-- Start INPUT ROWS --

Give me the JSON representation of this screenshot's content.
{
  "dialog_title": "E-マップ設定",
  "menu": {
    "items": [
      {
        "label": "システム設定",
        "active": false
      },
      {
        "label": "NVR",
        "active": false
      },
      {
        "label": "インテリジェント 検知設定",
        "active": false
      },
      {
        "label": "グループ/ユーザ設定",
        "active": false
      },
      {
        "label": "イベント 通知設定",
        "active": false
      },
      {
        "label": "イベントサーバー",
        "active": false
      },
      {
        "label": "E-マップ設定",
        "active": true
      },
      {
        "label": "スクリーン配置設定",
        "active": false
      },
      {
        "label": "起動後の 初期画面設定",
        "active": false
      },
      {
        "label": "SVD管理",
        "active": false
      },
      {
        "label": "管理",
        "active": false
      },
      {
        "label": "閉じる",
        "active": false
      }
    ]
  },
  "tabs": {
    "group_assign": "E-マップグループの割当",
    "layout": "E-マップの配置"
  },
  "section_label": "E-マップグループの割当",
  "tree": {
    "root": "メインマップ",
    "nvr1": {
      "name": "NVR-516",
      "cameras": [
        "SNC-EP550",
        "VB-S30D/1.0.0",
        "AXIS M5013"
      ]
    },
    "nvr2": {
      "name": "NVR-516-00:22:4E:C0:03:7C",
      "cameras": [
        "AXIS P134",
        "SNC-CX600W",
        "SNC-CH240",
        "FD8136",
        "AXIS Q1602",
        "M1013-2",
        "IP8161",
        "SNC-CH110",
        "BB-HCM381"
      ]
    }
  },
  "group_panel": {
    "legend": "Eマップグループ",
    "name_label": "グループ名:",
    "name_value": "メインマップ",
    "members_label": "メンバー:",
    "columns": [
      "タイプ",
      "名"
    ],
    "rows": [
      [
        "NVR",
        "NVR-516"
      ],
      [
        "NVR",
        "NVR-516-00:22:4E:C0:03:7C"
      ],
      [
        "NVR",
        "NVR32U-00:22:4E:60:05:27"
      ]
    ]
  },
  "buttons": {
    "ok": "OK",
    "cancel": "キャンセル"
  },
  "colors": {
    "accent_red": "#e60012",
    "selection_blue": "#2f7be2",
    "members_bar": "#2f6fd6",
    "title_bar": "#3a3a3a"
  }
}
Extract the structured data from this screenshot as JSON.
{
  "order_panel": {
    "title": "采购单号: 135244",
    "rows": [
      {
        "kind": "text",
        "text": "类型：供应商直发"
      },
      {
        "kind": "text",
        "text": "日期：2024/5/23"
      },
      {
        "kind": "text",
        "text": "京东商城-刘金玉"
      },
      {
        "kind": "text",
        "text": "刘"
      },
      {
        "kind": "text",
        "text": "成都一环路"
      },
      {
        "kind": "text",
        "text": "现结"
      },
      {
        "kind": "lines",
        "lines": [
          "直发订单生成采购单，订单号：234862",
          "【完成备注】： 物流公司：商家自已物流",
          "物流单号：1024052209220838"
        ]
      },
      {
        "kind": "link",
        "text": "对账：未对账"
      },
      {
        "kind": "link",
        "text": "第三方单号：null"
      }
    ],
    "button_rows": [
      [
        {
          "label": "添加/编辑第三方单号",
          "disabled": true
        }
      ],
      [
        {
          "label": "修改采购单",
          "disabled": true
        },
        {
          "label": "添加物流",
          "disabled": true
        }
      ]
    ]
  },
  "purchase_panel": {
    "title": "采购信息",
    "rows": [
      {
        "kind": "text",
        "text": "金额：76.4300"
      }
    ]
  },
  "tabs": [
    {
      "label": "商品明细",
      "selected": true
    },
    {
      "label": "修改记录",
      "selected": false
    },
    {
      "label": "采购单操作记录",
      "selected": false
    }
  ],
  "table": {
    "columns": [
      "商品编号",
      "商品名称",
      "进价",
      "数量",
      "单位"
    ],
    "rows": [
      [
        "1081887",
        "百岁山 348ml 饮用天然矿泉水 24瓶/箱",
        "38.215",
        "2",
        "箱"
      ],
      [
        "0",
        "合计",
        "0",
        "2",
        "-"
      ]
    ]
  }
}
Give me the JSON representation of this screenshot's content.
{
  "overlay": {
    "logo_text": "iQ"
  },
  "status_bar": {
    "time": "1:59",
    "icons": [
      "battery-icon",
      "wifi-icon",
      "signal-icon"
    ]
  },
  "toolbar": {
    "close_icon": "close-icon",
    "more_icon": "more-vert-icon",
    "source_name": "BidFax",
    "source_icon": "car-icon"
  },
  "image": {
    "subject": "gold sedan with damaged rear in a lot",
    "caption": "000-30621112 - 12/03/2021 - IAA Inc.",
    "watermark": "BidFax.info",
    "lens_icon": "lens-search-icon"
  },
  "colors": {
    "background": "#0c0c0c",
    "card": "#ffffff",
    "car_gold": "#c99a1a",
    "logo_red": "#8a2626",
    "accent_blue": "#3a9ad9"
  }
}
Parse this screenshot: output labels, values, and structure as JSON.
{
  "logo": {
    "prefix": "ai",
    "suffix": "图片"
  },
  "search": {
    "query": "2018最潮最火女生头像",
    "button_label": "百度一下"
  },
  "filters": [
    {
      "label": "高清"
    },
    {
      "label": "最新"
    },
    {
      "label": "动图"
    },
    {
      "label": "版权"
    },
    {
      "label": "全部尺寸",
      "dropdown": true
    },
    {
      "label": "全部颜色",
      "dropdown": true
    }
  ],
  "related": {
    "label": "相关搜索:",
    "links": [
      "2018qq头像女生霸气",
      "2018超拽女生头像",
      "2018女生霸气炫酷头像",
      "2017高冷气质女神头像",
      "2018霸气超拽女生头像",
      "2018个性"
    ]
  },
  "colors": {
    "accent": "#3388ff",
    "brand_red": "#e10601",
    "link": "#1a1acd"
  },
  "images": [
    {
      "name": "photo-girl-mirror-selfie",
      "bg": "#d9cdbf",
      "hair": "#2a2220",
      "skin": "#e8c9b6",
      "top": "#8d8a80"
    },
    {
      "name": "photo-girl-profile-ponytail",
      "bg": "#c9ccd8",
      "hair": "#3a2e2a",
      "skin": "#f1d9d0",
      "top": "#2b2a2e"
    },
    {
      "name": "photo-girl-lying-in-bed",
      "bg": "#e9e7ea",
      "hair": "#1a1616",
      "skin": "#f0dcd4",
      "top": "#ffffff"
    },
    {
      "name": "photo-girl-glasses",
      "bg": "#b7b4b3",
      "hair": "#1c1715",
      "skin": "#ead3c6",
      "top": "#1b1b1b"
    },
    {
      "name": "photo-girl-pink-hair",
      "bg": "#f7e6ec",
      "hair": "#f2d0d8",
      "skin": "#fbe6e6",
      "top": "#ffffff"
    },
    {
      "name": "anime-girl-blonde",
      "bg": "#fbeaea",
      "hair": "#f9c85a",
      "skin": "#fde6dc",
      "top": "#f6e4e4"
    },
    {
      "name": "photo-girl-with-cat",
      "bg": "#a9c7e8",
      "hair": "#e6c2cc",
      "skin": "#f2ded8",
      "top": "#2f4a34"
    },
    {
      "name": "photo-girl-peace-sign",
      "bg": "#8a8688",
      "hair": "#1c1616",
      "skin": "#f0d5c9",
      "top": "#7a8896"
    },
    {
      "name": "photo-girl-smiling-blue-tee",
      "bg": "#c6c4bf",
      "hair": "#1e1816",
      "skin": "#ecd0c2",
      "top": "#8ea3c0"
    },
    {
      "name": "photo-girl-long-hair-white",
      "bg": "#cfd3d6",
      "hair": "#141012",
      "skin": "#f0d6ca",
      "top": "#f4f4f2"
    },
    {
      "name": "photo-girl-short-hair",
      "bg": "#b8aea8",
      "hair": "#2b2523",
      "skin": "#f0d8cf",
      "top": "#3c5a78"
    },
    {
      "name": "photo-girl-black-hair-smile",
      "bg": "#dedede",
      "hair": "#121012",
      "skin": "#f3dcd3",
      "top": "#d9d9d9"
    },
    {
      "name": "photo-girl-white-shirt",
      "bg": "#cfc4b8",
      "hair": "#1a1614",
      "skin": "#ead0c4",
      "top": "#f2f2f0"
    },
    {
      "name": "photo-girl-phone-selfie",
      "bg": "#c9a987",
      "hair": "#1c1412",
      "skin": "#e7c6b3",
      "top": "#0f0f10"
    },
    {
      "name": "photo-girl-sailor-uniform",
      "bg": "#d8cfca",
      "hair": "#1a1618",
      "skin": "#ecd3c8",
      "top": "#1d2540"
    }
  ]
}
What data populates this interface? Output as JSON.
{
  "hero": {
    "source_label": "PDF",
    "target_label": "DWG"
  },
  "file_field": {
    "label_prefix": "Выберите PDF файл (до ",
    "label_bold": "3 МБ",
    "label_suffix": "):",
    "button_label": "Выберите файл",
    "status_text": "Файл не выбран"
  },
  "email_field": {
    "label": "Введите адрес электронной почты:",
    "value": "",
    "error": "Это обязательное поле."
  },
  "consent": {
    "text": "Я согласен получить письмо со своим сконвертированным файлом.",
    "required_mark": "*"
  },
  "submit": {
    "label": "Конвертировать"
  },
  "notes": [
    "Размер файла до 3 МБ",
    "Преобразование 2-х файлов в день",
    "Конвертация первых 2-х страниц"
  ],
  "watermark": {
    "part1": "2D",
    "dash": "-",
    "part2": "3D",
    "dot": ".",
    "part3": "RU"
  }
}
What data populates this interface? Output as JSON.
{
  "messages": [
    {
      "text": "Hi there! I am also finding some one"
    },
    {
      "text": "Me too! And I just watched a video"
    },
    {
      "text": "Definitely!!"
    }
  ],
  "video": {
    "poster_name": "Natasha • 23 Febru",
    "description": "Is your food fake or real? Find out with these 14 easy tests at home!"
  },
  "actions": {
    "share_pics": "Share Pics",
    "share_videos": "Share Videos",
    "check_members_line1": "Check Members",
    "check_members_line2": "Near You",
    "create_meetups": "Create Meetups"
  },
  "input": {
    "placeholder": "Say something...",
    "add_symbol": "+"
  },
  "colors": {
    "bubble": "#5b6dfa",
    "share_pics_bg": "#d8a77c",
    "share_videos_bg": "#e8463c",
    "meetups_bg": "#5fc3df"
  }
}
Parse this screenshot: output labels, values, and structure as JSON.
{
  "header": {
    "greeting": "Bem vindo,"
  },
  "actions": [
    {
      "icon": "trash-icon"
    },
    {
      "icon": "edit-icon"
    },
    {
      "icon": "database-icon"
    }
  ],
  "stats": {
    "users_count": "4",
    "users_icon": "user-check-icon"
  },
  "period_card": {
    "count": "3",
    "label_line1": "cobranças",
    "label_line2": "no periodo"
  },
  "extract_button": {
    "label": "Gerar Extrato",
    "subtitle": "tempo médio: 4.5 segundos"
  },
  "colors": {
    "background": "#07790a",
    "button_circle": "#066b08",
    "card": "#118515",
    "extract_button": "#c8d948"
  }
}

-- End INPUT ROWS --

* [PROBLEM REQUIREMENTS]: Each line holding the word "white" counts once; report the total and nothing else.

* [EXERCISE ANSWER]: 2